— Records provided —
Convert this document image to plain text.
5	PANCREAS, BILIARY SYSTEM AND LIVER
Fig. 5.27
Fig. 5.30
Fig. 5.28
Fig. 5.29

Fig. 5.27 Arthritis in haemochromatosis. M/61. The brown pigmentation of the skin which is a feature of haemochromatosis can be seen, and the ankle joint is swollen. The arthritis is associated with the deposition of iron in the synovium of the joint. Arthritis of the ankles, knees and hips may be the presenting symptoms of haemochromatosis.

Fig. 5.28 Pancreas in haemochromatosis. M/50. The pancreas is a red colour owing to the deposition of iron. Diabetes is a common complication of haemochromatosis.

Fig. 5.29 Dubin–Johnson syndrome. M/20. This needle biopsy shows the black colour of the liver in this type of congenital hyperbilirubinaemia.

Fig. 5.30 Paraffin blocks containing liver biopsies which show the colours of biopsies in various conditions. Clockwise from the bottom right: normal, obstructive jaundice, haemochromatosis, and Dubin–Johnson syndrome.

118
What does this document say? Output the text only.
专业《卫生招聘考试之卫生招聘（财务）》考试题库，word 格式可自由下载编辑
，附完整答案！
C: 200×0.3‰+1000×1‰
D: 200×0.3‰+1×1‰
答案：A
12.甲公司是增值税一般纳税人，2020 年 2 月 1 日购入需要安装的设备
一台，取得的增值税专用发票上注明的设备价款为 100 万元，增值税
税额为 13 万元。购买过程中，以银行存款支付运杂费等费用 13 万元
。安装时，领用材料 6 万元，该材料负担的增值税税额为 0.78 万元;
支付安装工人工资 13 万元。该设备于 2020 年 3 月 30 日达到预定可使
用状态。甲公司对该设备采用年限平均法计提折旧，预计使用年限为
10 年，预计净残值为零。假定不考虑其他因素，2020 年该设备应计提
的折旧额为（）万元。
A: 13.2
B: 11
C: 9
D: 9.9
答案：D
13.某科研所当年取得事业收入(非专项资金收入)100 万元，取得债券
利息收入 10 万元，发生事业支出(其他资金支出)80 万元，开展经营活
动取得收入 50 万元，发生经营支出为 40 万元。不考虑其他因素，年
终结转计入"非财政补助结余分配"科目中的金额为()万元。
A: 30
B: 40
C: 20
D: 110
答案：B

— Do this —
Check each line of the records for the word "text", and show the lines that contain it.

— Task answer —
Convert this document image to plain text.
What does this document say? Output the text only.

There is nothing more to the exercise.